--- Written problem ---
Using the listing below, select the lines with the word "marker" and copy them.

Figure contents as structured data
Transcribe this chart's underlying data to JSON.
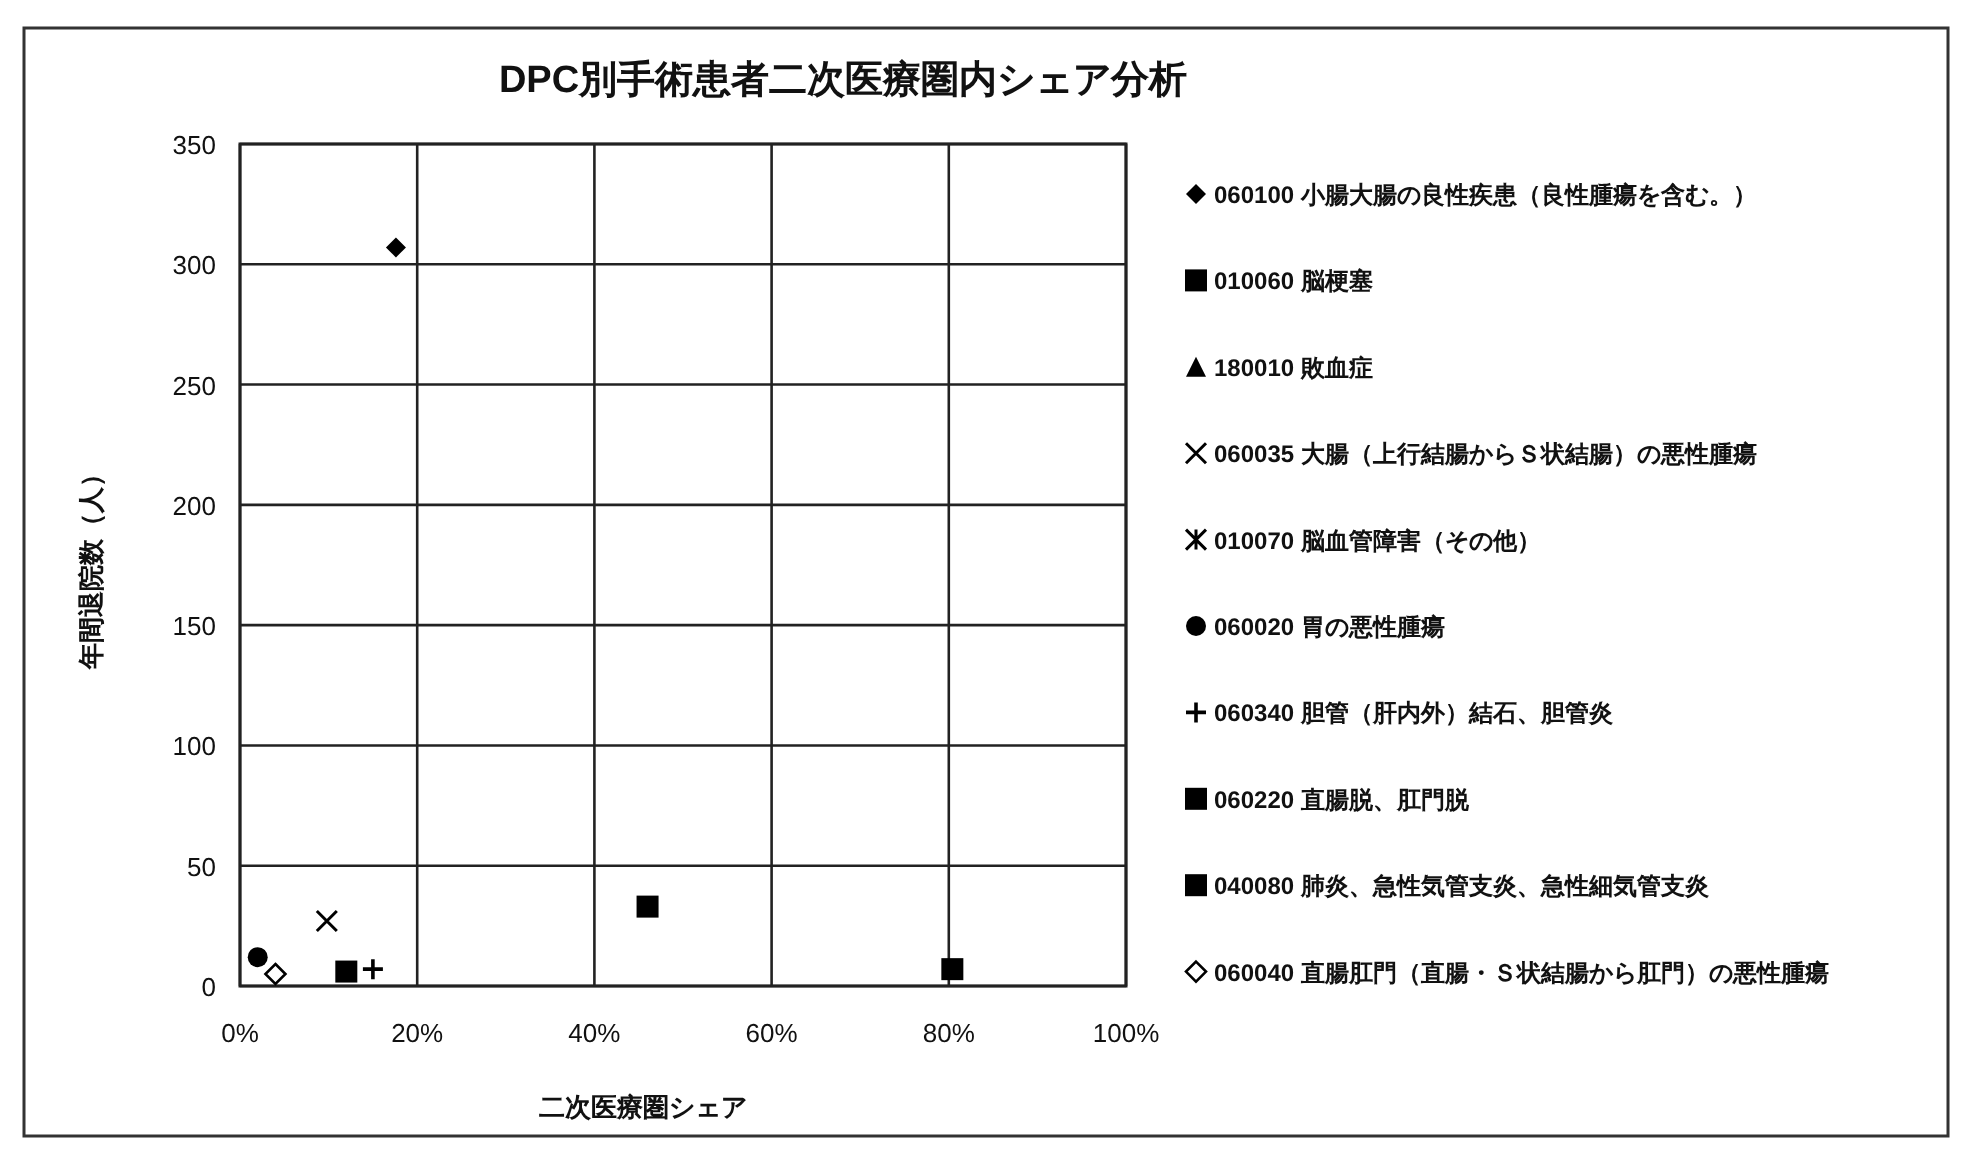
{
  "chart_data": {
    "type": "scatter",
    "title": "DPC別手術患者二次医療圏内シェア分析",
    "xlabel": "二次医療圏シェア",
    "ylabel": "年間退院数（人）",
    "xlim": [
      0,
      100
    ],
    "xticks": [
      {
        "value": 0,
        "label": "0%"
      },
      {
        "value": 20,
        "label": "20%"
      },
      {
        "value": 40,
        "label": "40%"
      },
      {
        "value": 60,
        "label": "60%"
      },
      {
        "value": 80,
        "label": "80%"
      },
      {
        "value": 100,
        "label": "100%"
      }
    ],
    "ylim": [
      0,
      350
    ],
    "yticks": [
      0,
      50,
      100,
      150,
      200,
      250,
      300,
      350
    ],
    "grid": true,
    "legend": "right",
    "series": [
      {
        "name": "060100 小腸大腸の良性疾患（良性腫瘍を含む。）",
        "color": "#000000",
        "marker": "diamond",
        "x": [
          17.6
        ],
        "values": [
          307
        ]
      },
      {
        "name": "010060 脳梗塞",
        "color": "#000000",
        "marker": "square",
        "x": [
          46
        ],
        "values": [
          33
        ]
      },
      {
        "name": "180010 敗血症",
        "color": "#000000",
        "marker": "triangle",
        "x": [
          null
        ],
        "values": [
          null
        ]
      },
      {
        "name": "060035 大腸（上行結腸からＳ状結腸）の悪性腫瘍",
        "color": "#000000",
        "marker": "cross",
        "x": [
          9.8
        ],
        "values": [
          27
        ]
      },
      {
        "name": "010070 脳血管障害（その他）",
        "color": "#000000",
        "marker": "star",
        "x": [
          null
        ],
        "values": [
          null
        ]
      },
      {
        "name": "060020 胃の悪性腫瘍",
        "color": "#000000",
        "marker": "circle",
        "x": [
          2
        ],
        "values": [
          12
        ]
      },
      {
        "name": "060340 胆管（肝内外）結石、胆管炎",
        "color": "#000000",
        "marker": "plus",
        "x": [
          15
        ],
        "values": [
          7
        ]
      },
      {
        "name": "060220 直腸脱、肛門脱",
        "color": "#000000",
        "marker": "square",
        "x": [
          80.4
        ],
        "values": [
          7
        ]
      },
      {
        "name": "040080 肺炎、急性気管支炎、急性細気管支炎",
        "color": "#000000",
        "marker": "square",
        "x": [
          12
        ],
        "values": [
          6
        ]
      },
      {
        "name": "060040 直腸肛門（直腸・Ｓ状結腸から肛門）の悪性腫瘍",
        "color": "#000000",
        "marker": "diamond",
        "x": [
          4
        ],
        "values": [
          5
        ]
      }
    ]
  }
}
==
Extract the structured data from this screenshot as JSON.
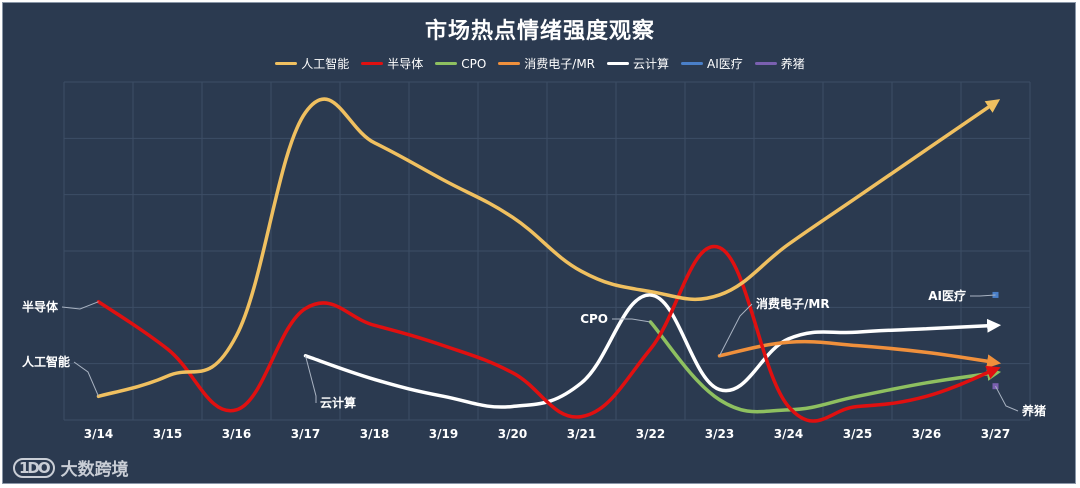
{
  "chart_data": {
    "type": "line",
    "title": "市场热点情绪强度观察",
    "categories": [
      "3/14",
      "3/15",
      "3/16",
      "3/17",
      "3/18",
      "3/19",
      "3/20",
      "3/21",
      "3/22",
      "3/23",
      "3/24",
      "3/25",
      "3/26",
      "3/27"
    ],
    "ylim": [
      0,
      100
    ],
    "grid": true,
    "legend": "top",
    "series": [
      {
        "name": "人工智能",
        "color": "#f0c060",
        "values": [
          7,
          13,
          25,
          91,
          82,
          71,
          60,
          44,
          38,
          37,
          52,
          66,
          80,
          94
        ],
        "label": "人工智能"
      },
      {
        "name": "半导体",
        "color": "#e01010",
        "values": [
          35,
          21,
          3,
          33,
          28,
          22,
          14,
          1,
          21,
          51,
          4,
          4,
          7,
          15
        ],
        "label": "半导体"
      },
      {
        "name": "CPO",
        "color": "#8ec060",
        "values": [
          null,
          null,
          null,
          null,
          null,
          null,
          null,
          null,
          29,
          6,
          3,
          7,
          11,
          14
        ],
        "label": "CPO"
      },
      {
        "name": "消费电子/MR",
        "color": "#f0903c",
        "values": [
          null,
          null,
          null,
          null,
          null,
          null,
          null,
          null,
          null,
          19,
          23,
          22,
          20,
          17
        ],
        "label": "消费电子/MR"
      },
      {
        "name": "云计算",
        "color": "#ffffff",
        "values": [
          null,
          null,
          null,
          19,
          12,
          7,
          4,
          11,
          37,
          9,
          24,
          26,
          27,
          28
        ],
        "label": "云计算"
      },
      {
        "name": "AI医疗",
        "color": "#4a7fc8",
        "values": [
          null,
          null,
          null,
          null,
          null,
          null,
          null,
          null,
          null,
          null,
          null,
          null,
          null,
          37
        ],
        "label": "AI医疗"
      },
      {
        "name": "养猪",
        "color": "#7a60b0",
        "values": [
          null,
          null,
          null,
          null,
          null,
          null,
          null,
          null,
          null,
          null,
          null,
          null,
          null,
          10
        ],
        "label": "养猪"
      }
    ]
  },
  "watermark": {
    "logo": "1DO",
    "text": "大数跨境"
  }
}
...
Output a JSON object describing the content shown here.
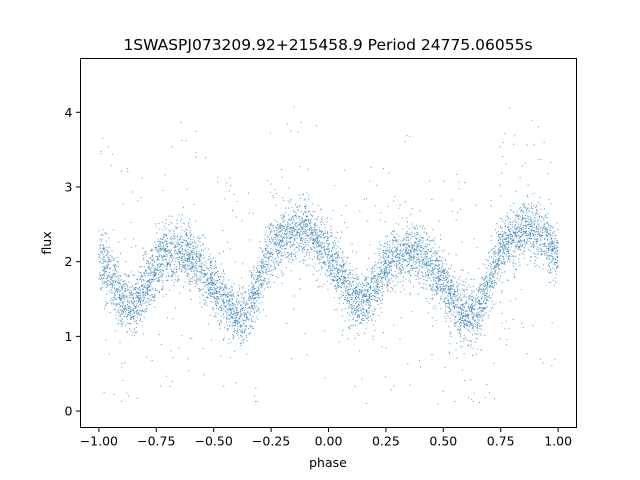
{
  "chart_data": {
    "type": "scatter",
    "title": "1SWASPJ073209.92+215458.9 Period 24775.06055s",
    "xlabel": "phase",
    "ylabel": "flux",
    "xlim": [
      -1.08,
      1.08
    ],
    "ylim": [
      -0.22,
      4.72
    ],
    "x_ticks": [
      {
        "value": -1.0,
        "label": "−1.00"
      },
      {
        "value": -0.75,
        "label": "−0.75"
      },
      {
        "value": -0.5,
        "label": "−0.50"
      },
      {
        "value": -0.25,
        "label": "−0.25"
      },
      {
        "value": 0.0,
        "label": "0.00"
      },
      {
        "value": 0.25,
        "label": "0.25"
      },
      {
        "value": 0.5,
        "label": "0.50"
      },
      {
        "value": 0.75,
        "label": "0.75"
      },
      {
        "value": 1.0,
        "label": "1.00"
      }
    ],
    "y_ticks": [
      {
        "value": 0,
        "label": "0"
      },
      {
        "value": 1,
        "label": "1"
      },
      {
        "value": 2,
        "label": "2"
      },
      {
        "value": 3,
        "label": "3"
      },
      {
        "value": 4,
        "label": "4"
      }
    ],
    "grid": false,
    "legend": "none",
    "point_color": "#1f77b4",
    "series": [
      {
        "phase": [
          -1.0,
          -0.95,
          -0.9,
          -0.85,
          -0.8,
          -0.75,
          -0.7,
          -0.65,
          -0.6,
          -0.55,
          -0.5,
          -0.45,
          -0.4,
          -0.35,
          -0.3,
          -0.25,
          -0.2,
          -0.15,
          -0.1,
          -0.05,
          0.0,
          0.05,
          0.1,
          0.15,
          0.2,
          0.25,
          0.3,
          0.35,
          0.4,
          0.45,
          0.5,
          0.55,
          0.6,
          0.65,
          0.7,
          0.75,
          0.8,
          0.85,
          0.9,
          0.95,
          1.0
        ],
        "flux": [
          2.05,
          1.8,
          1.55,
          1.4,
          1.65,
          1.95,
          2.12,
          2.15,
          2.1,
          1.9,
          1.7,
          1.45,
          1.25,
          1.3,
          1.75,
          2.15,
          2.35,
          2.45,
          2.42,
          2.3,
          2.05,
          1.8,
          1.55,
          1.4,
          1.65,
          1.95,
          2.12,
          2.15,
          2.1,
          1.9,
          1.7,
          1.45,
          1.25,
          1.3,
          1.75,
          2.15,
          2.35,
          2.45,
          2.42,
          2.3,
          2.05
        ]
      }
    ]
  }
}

--- Task result ---
        "marker": "diamond",
        "marker": "square",
        "marker": "triangle",
        "marker": "cross",
        "marker": "star",
        "marker": "circle",
        "marker": "plus",
        "marker": "square",
        "marker": "square",
        "marker": "diamond",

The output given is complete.